Keep only the lines that hold the string "text", filtering out the rest of the entries below.

Begin INFORMATION SHOWN

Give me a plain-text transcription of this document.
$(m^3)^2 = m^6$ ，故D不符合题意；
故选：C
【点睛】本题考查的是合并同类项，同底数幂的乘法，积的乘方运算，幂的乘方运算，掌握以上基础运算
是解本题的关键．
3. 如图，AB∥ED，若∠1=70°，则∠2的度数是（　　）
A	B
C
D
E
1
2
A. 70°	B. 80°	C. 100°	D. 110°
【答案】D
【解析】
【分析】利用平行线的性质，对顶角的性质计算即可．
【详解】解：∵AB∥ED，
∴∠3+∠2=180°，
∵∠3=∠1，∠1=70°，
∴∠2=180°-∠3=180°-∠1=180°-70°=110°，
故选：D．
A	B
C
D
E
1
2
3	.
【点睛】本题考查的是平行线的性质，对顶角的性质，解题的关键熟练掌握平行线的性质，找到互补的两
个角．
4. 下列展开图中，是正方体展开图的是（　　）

End INFORMATION SHOWN
Begin INFORMATION SHOWN

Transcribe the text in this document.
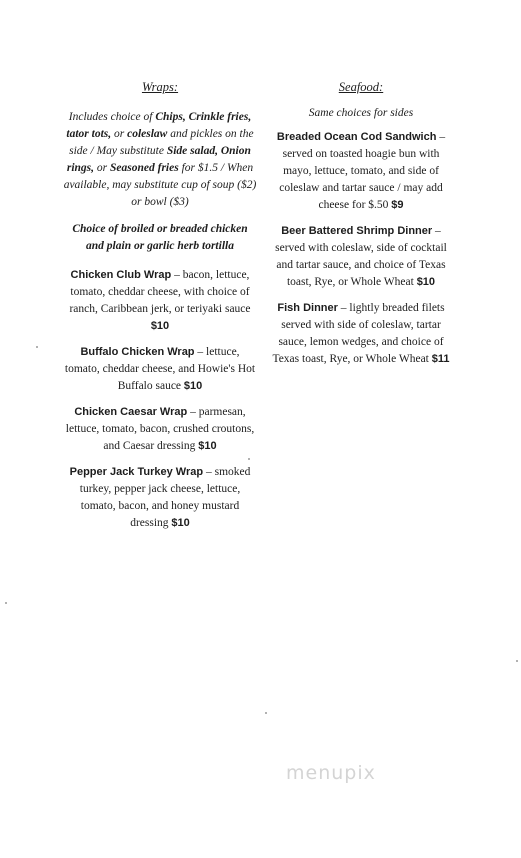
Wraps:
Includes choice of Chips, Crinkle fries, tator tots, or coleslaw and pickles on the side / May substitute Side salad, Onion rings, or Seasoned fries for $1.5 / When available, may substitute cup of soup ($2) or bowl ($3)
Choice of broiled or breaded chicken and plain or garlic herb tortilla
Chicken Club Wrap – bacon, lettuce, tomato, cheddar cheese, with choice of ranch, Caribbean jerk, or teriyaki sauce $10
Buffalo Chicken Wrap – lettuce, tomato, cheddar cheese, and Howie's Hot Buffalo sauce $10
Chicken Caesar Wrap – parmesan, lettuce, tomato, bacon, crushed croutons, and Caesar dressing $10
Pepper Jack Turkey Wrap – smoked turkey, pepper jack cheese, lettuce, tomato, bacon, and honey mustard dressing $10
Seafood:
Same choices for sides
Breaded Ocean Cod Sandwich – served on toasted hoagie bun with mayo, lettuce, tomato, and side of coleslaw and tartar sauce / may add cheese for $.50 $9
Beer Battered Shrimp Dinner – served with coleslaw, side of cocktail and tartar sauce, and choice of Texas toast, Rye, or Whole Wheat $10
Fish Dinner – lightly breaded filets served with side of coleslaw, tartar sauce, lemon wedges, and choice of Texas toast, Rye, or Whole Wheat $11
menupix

End INFORMATION SHOWN

_FULL SOLUTION:_
Give me a plain-text transcription of this document.
Transcribe the text in this document.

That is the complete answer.